>>>

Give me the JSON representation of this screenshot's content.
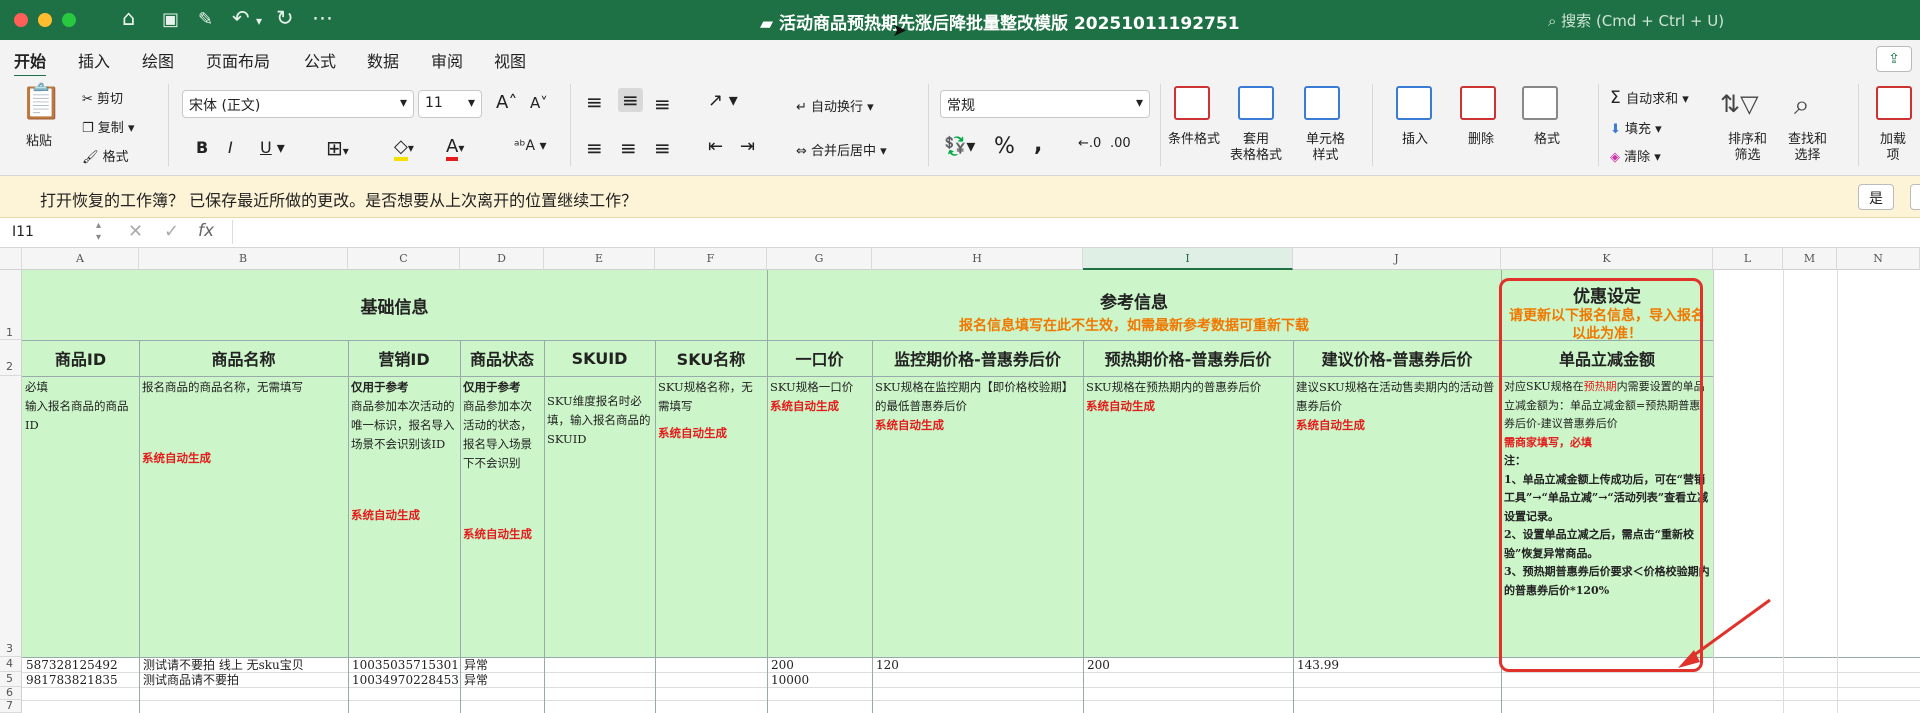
{
  "window": {
    "title": "活动商品预热期先涨后降批量整改模版 20251011192751",
    "search_placeholder": "搜索 (Cmd + Ctrl + U)"
  },
  "tabs": [
    "开始",
    "插入",
    "绘图",
    "页面布局",
    "公式",
    "数据",
    "审阅",
    "视图"
  ],
  "ribbon": {
    "paste": "粘贴",
    "cut": "剪切",
    "copy": "复制",
    "format_painter": "格式",
    "font": "宋体 (正文)",
    "font_size": "11",
    "bold": "B",
    "italic": "I",
    "underline": "U",
    "wrap_text": "自动换行",
    "merge_center": "合并后居中",
    "number_format": "常规",
    "cond_format": "条件格式",
    "table_format_1": "套用",
    "table_format_2": "表格格式",
    "cell_style_1": "单元格",
    "cell_style_2": "样式",
    "insert": "插入",
    "delete": "删除",
    "format": "格式",
    "autosum": "自动求和",
    "fill": "填充",
    "clear": "清除",
    "sort_1": "排序和",
    "sort_2": "筛选",
    "find_1": "查找和",
    "find_2": "选择",
    "addin_1": "加载",
    "addin_2": "项"
  },
  "infobar": {
    "text": "打开恢复的工作簿？ 已保存最近所做的更改。是否想要从上次离开的位置继续工作？",
    "yes": "是"
  },
  "formula_bar": {
    "name_box": "I11",
    "fx": "fx"
  },
  "columns": [
    "A",
    "B",
    "C",
    "D",
    "E",
    "F",
    "G",
    "H",
    "I",
    "J",
    "K",
    "L",
    "M",
    "N"
  ],
  "rows": [
    "1",
    "2",
    "3",
    "4",
    "5",
    "6",
    "7"
  ],
  "sheet": {
    "group1": "基础信息",
    "group2_title": "参考信息",
    "group2_note": "报名信息填写在此不生效，如需最新参考数据可重新下载",
    "group3_title": "优惠设定",
    "group3_note": "请更新以下报名信息，导入报名以此为准！",
    "headers": [
      "商品ID",
      "商品名称",
      "营销ID",
      "商品状态",
      "SKUID",
      "SKU名称",
      "一口价",
      "监控期价格-普惠券后价",
      "预热期价格-普惠券后价",
      "建议价格-普惠券后价",
      "单品立减金额"
    ],
    "desc": {
      "a1": "必填",
      "a2": "输入报名商品的商品ID",
      "b1": "报名商品的商品名称，无需填写",
      "b2": "系统自动生成",
      "c1": "仅用于参考",
      "c2": "商品参加本次活动的唯一标识，报名导入场景不会识别该ID",
      "c3": "系统自动生成",
      "d1": "仅用于参考",
      "d2": "商品参加本次活动的状态，报名导入场景下不会识别",
      "d3": "系统自动生成",
      "e1": "SKU维度报名时必填，输入报名商品的SKUID",
      "f1": "SKU规格名称，无需填写",
      "f2": "系统自动生成",
      "g1": "SKU规格一口价",
      "g2": "系统自动生成",
      "h1": "SKU规格在监控期内【即价格校验期】的最低普惠券后价",
      "h2": "系统自动生成",
      "i1": "SKU规格在预热期内的普惠券后价",
      "i2": "系统自动生成",
      "j1": "建议SKU规格在活动售卖期内的活动普惠券后价",
      "j2": "系统自动生成",
      "k1": "对应SKU规格在",
      "k1r": "预热期",
      "k1b": "内需要设置的单品立减金额为：单品立减金额=预热期普惠券后价-建议普惠券后价",
      "k2": "需商家填写，必填",
      "k3": "注：",
      "k4": "1、单品立减金额上传成功后，可在“营销工具”→“单品立减”→“活动列表”查看立减设置记录。",
      "k5": "2、设置单品立减之后，需点击“重新校验”恢复异常商品。",
      "k6": "3、预热期普惠券后价要求＜价格校验期内的普惠券后价*120%"
    },
    "data_rows": [
      {
        "a": "587328125492",
        "b": "测试请不要拍 线上 无sku宝贝",
        "c": "10035035715301",
        "d": "异常",
        "g": "200",
        "h": "120",
        "i": "200",
        "j": "143.99"
      },
      {
        "a": "981783821835",
        "b": "测试商品请不要拍",
        "c": "10034970228453",
        "d": "异常",
        "g": "10000",
        "h": "",
        "i": "",
        "j": ""
      }
    ]
  }
}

<<<

Set the entries down again exactly. Do not include the images.

* [Exercise output]
Give me the JSON representation of this screenshot's content.
{
  "window": {
    "title": "活动商品预热期先涨后降批量整改模版 20251011192751",
    "search_placeholder": "搜索 (Cmd + Ctrl + U)"
  },
  "tabs": [
    "开始",
    "插入",
    "绘图",
    "页面布局",
    "公式",
    "数据",
    "审阅",
    "视图"
  ],
  "ribbon": {
    "paste": "粘贴",
    "cut": "剪切",
    "copy": "复制",
    "format_painter": "格式",
    "font": "宋体 (正文)",
    "font_size": "11",
    "bold": "B",
    "italic": "I",
    "underline": "U",
    "wrap_text": "自动换行",
    "merge_center": "合并后居中",
    "number_format": "常规",
    "cond_format": "条件格式",
    "table_format_1": "套用",
    "table_format_2": "表格格式",
    "cell_style_1": "单元格",
    "cell_style_2": "样式",
    "insert": "插入",
    "delete": "删除",
    "format": "格式",
    "autosum": "自动求和",
    "fill": "填充",
    "clear": "清除",
    "sort_1": "排序和",
    "sort_2": "筛选",
    "find_1": "查找和",
    "find_2": "选择",
    "addin_1": "加载",
    "addin_2": "项"
  },
  "infobar": {
    "text": "打开恢复的工作簿？ 已保存最近所做的更改。是否想要从上次离开的位置继续工作？",
    "yes": "是"
  },
  "formula_bar": {
    "name_box": "I11",
    "fx": "fx"
  },
  "columns": [
    "A",
    "B",
    "C",
    "D",
    "E",
    "F",
    "G",
    "H",
    "I",
    "J",
    "K",
    "L",
    "M",
    "N"
  ],
  "rows": [
    "1",
    "2",
    "3",
    "4",
    "5",
    "6",
    "7"
  ],
  "sheet": {
    "group1": "基础信息",
    "group2_title": "参考信息",
    "group2_note": "报名信息填写在此不生效，如需最新参考数据可重新下载",
    "group3_title": "优惠设定",
    "group3_note": "请更新以下报名信息，导入报名以此为准！",
    "headers": [
      "商品ID",
      "商品名称",
      "营销ID",
      "商品状态",
      "SKUID",
      "SKU名称",
      "一口价",
      "监控期价格-普惠券后价",
      "预热期价格-普惠券后价",
      "建议价格-普惠券后价",
      "单品立减金额"
    ],
    "desc": {
      "a1": "必填",
      "a2": "输入报名商品的商品ID",
      "b1": "报名商品的商品名称，无需填写",
      "b2": "系统自动生成",
      "c1": "仅用于参考",
      "c2": "商品参加本次活动的唯一标识，报名导入场景不会识别该ID",
      "c3": "系统自动生成",
      "d1": "仅用于参考",
      "d2": "商品参加本次活动的状态，报名导入场景下不会识别",
      "d3": "系统自动生成",
      "e1": "SKU维度报名时必填，输入报名商品的SKUID",
      "f1": "SKU规格名称，无需填写",
      "f2": "系统自动生成",
      "g1": "SKU规格一口价",
      "g2": "系统自动生成",
      "h1": "SKU规格在监控期内【即价格校验期】的最低普惠券后价",
      "h2": "系统自动生成",
      "i1": "SKU规格在预热期内的普惠券后价",
      "i2": "系统自动生成",
      "j1": "建议SKU规格在活动售卖期内的活动普惠券后价",
      "j2": "系统自动生成",
      "k1": "对应SKU规格在",
      "k1r": "预热期",
      "k1b": "内需要设置的单品立减金额为：单品立减金额=预热期普惠券后价-建议普惠券后价",
      "k2": "需商家填写，必填",
      "k3": "注：",
      "k4": "1、单品立减金额上传成功后，可在“营销工具”→“单品立减”→“活动列表”查看立减设置记录。",
      "k5": "2、设置单品立减之后，需点击“重新校验”恢复异常商品。",
      "k6": "3、预热期普惠券后价要求＜价格校验期内的普惠券后价*120%"
    },
    "data_rows": [
      {
        "a": "587328125492",
        "b": "测试请不要拍 线上 无sku宝贝",
        "c": "10035035715301",
        "d": "异常",
        "g": "200",
        "h": "120",
        "i": "200",
        "j": "143.99"
      },
      {
        "a": "981783821835",
        "b": "测试商品请不要拍",
        "c": "10034970228453",
        "d": "异常",
        "g": "10000",
        "h": "",
        "i": "",
        "j": ""
      }
    ]
  }
}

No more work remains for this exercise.